• [WRITTEN EXERCISE]: Please transcribe the data that follows without the pictures, keeping every word the same.

• [SOURCE MATERIAL]:
::::

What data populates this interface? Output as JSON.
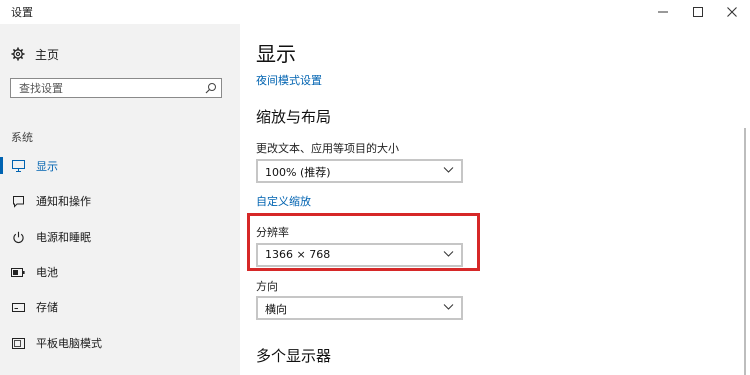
{
  "window": {
    "title": "设置",
    "controls": [
      "minimize-icon",
      "maximize-icon",
      "close-icon"
    ]
  },
  "sidebar": {
    "home": {
      "label": "主页",
      "icon": "gear-icon"
    },
    "search": {
      "placeholder": "查找设置",
      "icon": "search-icon"
    },
    "section": "系统",
    "items": [
      {
        "label": "显示",
        "icon": "monitor-icon",
        "active": true
      },
      {
        "label": "通知和操作",
        "icon": "notification-icon",
        "active": false
      },
      {
        "label": "电源和睡眠",
        "icon": "power-icon",
        "active": false
      },
      {
        "label": "电池",
        "icon": "battery-icon",
        "active": false
      },
      {
        "label": "存储",
        "icon": "storage-icon",
        "active": false
      },
      {
        "label": "平板电脑模式",
        "icon": "tablet-icon",
        "active": false
      }
    ]
  },
  "main": {
    "title": "显示",
    "night_light_link": "夜间模式设置",
    "scale_section": "缩放与布局",
    "scale_label": "更改文本、应用等项目的大小",
    "scale_value": "100% (推荐)",
    "custom_scaling_link": "自定义缩放",
    "resolution_label": "分辨率",
    "resolution_value": "1366 × 768",
    "orientation_label": "方向",
    "orientation_value": "横向",
    "multi_display_section": "多个显示器"
  },
  "colors": {
    "accent": "#0063b1",
    "sidebar_bg": "#f2f2f2",
    "highlight": "#d62828"
  }
}
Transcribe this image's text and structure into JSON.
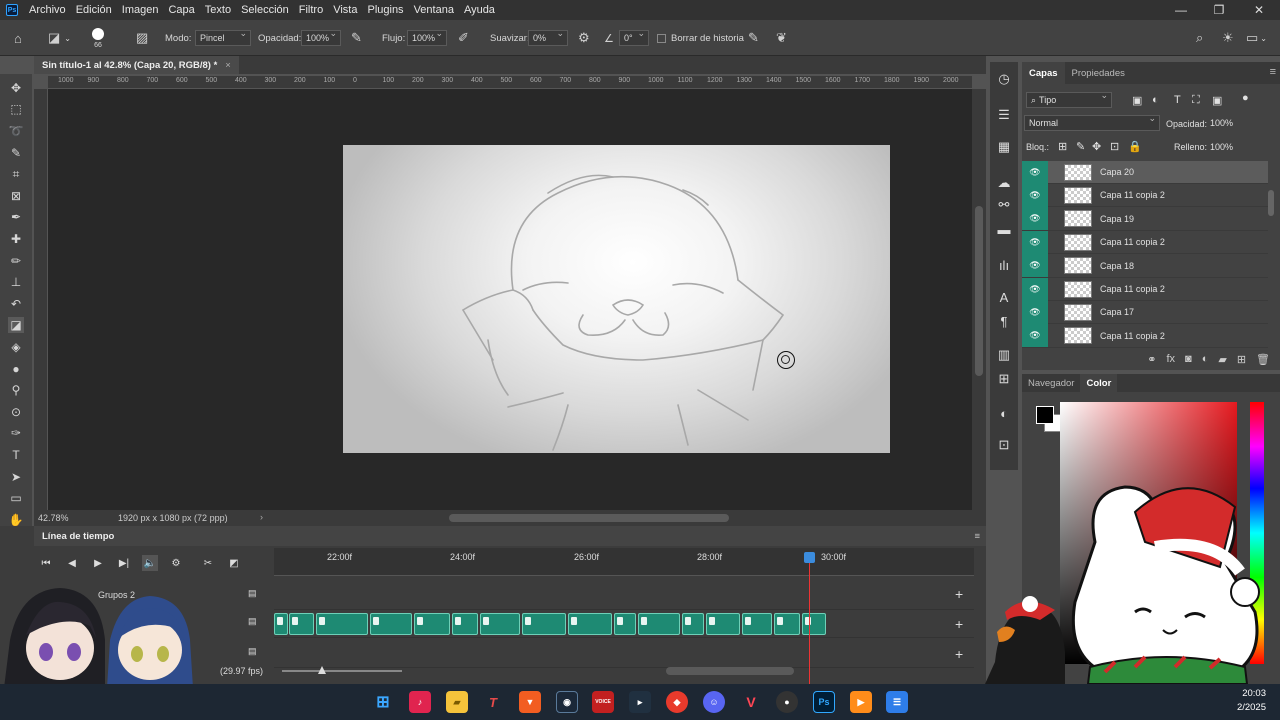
{
  "app": {
    "logo": "Ps",
    "menu": [
      "Archivo",
      "Edición",
      "Imagen",
      "Capa",
      "Texto",
      "Selección",
      "Filtro",
      "Vista",
      "Plugins",
      "Ventana",
      "Ayuda"
    ]
  },
  "options": {
    "brush_size": "66",
    "mode_label": "Modo:",
    "mode_value": "Pincel",
    "opacity_label": "Opacidad:",
    "opacity_value": "100%",
    "flow_label": "Flujo:",
    "flow_value": "100%",
    "smooth_label": "Suavizar:",
    "smooth_value": "0%",
    "angle_value": "0°",
    "history_label": "Borrar de historia"
  },
  "document": {
    "tab_title": "Sin título-1 al 42.8% (Capa 20, RGB/8) *",
    "zoom": "42.78%",
    "size_info": "1920 px x 1080 px (72 ppp)"
  },
  "ruler_top_labels": [
    "1000",
    "900",
    "800",
    "700",
    "600",
    "500",
    "400",
    "300",
    "200",
    "100",
    "0",
    "100",
    "200",
    "300",
    "400",
    "500",
    "600",
    "700",
    "800",
    "900",
    "1000",
    "1100",
    "1200",
    "1300",
    "1400",
    "1500",
    "1600",
    "1700",
    "1800",
    "1900",
    "2000",
    "2100"
  ],
  "timeline": {
    "title": "Línea de tiempo",
    "time_labels": [
      "22:00f",
      "24:00f",
      "26:00f",
      "28:00f",
      "30:00f"
    ],
    "track_name": "Grupos 2",
    "fps": "(29.97 fps)"
  },
  "layers_panel": {
    "tabs": [
      "Capas",
      "Propiedades"
    ],
    "filter": "Tipo",
    "blend_mode": "Normal",
    "opacity_label": "Opacidad:",
    "opacity_value": "100%",
    "lock_label": "Bloq.:",
    "fill_label": "Relleno:",
    "fill_value": "100%",
    "layers": [
      {
        "name": "Capa 20",
        "selected": true
      },
      {
        "name": "Capa 11 copia 2",
        "selected": false
      },
      {
        "name": "Capa 19",
        "selected": false
      },
      {
        "name": "Capa 11 copia 2",
        "selected": false
      },
      {
        "name": "Capa 18",
        "selected": false
      },
      {
        "name": "Capa 11 copia 2",
        "selected": false
      },
      {
        "name": "Capa 17",
        "selected": false
      },
      {
        "name": "Capa 11 copia 2",
        "selected": false
      }
    ]
  },
  "color_panel": {
    "tabs": [
      "Navegador",
      "Color"
    ],
    "foreground": "#000000",
    "background": "#ffffff",
    "hue_color": "#e6191f"
  },
  "taskbar": {
    "time": "20:03",
    "date": "2/2025",
    "apps": [
      "windows-start",
      "tiktok",
      "file-explorer",
      "typora",
      "brave",
      "steam",
      "voicemeeter",
      "terminal",
      "anydesk",
      "discord",
      "valorant",
      "obs",
      "photoshop",
      "media-player",
      "notepad"
    ]
  },
  "colors": {
    "accent_teal": "#1e8a73",
    "playhead": "#e33333",
    "panel_bg": "#424242"
  }
}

::::

• [RESPONSE TO THIS TASK]:
What data populates this interface? Output as JSON.
{
  "window": {
    "title": "设置",
    "controls": [
      "minimize-icon",
      "maximize-icon",
      "close-icon"
    ]
  },
  "sidebar": {
    "home": {
      "label": "主页",
      "icon": "gear-icon"
    },
    "search": {
      "placeholder": "查找设置",
      "icon": "search-icon"
    },
    "section": "系统",
    "items": [
      {
        "label": "显示",
        "icon": "monitor-icon",
        "active": true
      },
      {
        "label": "通知和操作",
        "icon": "notification-icon",
        "active": false
      },
      {
        "label": "电源和睡眠",
        "icon": "power-icon",
        "active": false
      },
      {
        "label": "电池",
        "icon": "battery-icon",
        "active": false
      },
      {
        "label": "存储",
        "icon": "storage-icon",
        "active": false
      },
      {
        "label": "平板电脑模式",
        "icon": "tablet-icon",
        "active": false
      }
    ]
  },
  "main": {
    "title": "显示",
    "night_light_link": "夜间模式设置",
    "scale_section": "缩放与布局",
    "scale_label": "更改文本、应用等项目的大小",
    "scale_value": "100% (推荐)",
    "custom_scaling_link": "自定义缩放",
    "resolution_label": "分辨率",
    "resolution_value": "1366 × 768",
    "orientation_label": "方向",
    "orientation_value": "横向",
    "multi_display_section": "多个显示器"
  },
  "colors": {
    "accent": "#0063b1",
    "sidebar_bg": "#f2f2f2",
    "highlight": "#d62828"
  }
}
Transcribe this image's text and structure into JSON.
{
  "app": {
    "logo": "Ps",
    "menu": [
      "Archivo",
      "Edición",
      "Imagen",
      "Capa",
      "Texto",
      "Selección",
      "Filtro",
      "Vista",
      "Plugins",
      "Ventana",
      "Ayuda"
    ]
  },
  "options": {
    "brush_size": "66",
    "mode_label": "Modo:",
    "mode_value": "Pincel",
    "opacity_label": "Opacidad:",
    "opacity_value": "100%",
    "flow_label": "Flujo:",
    "flow_value": "100%",
    "smooth_label": "Suavizar:",
    "smooth_value": "0%",
    "angle_value": "0°",
    "history_label": "Borrar de historia"
  },
  "document": {
    "tab_title": "Sin título-1 al 42.8% (Capa 20, RGB/8) *",
    "zoom": "42.78%",
    "size_info": "1920 px x 1080 px (72 ppp)"
  },
  "ruler_top_labels": [
    "1000",
    "900",
    "800",
    "700",
    "600",
    "500",
    "400",
    "300",
    "200",
    "100",
    "0",
    "100",
    "200",
    "300",
    "400",
    "500",
    "600",
    "700",
    "800",
    "900",
    "1000",
    "1100",
    "1200",
    "1300",
    "1400",
    "1500",
    "1600",
    "1700",
    "1800",
    "1900",
    "2000",
    "2100"
  ],
  "timeline": {
    "title": "Línea de tiempo",
    "time_labels": [
      "22:00f",
      "24:00f",
      "26:00f",
      "28:00f",
      "30:00f"
    ],
    "track_name": "Grupos 2",
    "fps": "(29.97 fps)"
  },
  "layers_panel": {
    "tabs": [
      "Capas",
      "Propiedades"
    ],
    "filter": "Tipo",
    "blend_mode": "Normal",
    "opacity_label": "Opacidad:",
    "opacity_value": "100%",
    "lock_label": "Bloq.:",
    "fill_label": "Relleno:",
    "fill_value": "100%",
    "layers": [
      {
        "name": "Capa 20",
        "selected": true
      },
      {
        "name": "Capa 11 copia 2",
        "selected": false
      },
      {
        "name": "Capa 19",
        "selected": false
      },
      {
        "name": "Capa 11 copia 2",
        "selected": false
      },
      {
        "name": "Capa 18",
        "selected": false
      },
      {
        "name": "Capa 11 copia 2",
        "selected": false
      },
      {
        "name": "Capa 17",
        "selected": false
      },
      {
        "name": "Capa 11 copia 2",
        "selected": false
      }
    ]
  },
  "color_panel": {
    "tabs": [
      "Navegador",
      "Color"
    ],
    "foreground": "#000000",
    "background": "#ffffff",
    "hue_color": "#e6191f"
  },
  "taskbar": {
    "time": "20:03",
    "date": "2/2025",
    "apps": [
      "windows-start",
      "tiktok",
      "file-explorer",
      "typora",
      "brave",
      "steam",
      "voicemeeter",
      "terminal",
      "anydesk",
      "discord",
      "valorant",
      "obs",
      "photoshop",
      "media-player",
      "notepad"
    ]
  },
  "colors": {
    "accent_teal": "#1e8a73",
    "playhead": "#e33333",
    "panel_bg": "#424242"
  }
}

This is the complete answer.